** START LISTING **

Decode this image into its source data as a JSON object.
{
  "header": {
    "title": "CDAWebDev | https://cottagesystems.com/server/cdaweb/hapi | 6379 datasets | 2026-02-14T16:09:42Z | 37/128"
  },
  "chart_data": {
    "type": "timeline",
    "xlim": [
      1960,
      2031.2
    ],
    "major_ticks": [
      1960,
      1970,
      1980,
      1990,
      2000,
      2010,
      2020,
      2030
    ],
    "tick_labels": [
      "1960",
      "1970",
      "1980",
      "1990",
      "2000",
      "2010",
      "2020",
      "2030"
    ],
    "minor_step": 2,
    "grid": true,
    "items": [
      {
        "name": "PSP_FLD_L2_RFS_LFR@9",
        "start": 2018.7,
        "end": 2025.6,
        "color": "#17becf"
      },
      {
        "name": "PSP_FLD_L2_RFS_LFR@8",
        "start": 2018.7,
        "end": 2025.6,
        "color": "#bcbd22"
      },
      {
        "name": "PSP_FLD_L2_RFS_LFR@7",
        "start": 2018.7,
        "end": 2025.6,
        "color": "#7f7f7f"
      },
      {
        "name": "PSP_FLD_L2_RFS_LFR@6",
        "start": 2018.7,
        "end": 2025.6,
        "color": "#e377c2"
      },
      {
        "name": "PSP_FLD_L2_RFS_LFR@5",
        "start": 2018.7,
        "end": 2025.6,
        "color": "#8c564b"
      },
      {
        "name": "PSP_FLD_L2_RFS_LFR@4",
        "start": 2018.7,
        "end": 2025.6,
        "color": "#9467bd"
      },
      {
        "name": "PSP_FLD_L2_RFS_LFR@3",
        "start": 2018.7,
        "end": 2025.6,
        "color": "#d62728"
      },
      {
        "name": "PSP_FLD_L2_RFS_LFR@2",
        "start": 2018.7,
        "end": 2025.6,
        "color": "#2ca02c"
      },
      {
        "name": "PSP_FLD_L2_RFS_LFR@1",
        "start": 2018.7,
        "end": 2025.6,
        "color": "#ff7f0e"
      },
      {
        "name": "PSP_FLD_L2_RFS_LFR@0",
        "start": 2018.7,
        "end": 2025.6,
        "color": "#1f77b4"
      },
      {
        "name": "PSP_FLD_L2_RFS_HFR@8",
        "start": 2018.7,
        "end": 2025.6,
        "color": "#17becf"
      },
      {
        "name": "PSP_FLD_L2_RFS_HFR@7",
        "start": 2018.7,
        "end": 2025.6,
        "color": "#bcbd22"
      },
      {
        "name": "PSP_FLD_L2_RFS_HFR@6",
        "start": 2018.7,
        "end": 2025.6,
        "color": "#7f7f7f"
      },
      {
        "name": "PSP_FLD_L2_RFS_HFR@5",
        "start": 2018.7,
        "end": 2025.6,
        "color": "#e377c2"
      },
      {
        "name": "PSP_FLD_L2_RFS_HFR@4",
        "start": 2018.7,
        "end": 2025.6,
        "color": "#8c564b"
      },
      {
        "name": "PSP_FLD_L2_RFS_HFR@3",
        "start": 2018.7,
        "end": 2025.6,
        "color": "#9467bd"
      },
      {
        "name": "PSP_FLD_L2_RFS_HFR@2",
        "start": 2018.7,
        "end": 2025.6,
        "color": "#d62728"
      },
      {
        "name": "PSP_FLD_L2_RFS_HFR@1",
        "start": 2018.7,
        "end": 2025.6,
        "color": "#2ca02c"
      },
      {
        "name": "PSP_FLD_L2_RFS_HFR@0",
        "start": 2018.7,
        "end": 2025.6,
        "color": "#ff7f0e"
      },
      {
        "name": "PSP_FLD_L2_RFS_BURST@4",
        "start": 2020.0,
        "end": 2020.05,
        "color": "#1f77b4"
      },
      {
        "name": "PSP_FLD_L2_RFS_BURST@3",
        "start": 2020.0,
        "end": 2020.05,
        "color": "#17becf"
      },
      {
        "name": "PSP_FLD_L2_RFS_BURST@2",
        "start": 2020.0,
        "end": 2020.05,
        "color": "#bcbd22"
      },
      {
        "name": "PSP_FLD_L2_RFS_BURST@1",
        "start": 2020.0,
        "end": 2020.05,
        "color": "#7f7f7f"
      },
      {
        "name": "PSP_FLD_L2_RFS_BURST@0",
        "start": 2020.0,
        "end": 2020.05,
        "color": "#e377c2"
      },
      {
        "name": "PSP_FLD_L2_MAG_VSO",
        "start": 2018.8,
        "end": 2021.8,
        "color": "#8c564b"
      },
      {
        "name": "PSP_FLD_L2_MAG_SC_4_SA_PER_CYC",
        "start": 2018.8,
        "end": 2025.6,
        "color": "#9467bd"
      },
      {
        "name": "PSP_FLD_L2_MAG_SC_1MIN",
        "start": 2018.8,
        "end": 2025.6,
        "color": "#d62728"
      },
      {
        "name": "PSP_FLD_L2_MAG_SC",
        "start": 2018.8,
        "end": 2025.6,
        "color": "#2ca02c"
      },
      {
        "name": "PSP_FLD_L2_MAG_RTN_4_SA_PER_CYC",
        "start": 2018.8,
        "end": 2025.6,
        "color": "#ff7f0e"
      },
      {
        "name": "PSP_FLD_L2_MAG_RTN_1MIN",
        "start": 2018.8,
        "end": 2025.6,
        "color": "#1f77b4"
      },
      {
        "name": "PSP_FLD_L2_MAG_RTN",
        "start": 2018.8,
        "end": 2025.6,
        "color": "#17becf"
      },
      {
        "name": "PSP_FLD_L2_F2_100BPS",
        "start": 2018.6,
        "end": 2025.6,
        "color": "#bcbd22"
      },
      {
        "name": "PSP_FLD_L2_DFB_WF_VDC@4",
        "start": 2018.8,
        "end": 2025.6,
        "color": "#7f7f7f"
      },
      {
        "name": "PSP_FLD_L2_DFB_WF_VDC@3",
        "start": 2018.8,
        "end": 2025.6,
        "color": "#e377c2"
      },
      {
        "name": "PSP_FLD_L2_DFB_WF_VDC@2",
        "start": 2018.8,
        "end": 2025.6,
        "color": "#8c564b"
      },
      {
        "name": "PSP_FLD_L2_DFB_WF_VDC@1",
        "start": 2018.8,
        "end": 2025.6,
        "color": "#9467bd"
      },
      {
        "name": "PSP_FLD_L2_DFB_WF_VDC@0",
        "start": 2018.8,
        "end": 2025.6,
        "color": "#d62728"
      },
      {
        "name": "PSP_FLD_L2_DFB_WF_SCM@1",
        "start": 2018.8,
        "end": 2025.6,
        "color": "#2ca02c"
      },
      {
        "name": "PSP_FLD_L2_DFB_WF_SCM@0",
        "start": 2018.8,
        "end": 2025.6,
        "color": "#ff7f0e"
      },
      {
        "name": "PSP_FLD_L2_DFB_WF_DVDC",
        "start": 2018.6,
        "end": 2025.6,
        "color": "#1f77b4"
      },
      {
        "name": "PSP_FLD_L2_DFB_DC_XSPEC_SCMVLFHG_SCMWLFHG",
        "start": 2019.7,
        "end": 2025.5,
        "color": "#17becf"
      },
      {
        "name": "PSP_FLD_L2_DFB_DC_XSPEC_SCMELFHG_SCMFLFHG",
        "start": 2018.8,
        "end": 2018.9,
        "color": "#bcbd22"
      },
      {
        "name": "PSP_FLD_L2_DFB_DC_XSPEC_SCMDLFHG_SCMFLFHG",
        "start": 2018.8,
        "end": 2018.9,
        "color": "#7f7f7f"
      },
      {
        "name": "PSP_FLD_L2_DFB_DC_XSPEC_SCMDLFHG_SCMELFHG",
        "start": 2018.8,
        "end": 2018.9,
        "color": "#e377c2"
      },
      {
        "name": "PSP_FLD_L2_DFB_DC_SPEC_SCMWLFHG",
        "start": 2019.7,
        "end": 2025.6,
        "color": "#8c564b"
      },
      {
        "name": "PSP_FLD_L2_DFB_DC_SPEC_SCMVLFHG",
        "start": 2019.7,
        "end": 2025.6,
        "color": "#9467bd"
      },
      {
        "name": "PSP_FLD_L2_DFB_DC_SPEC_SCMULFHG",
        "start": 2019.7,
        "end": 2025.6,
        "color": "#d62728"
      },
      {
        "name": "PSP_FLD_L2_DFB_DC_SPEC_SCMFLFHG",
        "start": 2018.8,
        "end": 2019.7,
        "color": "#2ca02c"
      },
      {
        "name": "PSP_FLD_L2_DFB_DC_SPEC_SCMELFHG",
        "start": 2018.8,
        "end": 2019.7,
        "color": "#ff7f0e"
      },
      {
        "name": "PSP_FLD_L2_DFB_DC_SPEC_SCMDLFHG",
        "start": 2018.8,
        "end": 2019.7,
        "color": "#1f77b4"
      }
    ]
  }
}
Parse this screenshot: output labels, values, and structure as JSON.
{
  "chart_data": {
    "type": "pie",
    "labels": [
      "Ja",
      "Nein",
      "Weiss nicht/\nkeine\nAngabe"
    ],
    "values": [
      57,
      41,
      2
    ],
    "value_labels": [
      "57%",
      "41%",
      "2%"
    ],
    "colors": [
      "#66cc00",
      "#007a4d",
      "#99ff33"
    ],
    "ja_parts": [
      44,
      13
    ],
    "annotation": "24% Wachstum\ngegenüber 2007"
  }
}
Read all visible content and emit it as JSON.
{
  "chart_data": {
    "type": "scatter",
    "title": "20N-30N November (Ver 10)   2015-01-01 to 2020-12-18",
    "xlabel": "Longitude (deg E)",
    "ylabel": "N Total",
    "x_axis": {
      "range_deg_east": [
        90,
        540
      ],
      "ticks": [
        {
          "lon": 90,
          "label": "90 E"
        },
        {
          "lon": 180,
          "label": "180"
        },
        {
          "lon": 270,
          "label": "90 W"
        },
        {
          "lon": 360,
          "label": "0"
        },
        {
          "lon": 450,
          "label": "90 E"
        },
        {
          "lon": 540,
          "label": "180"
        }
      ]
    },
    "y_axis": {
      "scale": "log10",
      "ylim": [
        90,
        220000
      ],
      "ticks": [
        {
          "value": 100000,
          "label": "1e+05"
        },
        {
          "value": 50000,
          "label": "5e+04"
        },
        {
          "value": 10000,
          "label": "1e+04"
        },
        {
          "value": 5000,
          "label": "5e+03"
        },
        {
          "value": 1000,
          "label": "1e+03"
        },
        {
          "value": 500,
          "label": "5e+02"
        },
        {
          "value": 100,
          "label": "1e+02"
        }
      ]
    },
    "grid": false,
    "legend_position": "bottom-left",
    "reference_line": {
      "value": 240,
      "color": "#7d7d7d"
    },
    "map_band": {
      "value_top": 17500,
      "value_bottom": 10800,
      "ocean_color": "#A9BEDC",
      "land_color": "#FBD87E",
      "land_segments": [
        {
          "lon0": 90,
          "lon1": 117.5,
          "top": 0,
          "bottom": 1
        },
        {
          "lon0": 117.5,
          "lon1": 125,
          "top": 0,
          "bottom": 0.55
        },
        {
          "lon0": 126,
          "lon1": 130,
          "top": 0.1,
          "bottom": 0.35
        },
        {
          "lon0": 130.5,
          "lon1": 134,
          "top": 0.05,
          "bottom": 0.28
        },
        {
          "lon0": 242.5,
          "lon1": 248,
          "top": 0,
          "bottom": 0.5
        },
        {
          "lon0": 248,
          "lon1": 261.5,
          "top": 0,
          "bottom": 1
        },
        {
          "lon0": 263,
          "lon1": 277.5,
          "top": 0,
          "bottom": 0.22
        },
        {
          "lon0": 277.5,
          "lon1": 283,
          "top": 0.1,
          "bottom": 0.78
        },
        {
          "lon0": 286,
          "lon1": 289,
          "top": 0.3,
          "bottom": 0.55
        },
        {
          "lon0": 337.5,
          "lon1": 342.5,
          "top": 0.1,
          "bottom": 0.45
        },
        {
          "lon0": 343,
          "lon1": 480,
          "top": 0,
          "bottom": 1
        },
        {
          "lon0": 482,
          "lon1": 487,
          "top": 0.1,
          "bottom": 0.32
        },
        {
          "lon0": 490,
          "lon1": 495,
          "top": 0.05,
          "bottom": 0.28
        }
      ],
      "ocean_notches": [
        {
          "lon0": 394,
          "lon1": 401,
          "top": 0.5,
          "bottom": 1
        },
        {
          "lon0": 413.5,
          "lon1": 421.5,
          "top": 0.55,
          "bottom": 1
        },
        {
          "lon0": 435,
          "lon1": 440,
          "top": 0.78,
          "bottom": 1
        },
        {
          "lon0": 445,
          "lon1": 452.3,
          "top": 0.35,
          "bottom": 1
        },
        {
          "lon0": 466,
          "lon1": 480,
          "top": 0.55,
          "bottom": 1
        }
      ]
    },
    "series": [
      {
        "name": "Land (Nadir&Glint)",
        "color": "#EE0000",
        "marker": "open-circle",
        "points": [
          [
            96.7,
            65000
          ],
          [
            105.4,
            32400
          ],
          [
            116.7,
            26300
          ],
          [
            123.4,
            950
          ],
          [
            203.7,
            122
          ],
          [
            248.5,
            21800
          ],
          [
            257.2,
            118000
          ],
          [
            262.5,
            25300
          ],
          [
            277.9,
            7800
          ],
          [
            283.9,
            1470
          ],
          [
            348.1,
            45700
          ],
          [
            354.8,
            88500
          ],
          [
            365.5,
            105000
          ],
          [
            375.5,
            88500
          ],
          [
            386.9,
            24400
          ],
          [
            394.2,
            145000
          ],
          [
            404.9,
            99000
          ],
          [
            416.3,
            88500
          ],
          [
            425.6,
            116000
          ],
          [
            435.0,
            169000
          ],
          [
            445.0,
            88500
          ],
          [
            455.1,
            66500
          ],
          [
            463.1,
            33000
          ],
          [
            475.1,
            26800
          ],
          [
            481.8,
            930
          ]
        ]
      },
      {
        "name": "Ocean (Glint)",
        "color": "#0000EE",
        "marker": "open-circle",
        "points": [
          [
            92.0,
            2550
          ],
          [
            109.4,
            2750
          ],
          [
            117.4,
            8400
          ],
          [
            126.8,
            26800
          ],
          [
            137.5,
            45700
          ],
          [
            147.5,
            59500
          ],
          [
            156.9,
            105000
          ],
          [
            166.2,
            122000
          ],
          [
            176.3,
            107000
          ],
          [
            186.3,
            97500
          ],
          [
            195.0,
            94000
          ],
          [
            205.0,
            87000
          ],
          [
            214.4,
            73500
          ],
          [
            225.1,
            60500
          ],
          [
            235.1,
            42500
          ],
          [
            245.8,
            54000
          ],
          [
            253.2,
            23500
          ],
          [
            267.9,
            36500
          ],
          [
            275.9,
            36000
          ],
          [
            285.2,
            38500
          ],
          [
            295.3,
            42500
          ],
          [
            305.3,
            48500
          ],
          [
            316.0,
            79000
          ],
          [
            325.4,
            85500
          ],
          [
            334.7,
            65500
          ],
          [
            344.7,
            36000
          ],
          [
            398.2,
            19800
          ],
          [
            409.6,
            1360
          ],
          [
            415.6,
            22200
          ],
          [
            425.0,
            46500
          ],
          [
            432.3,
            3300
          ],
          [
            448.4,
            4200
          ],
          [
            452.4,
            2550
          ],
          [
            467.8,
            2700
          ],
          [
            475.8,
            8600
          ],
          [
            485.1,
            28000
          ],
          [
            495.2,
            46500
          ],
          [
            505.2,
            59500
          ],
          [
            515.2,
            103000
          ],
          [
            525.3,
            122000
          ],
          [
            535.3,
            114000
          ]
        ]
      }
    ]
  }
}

** END LISTING **

### EXERCISE BRIEF
For the string "this", count the lines of the entries above that include it; answer with the number only.

### REPLY TO THE TASK
2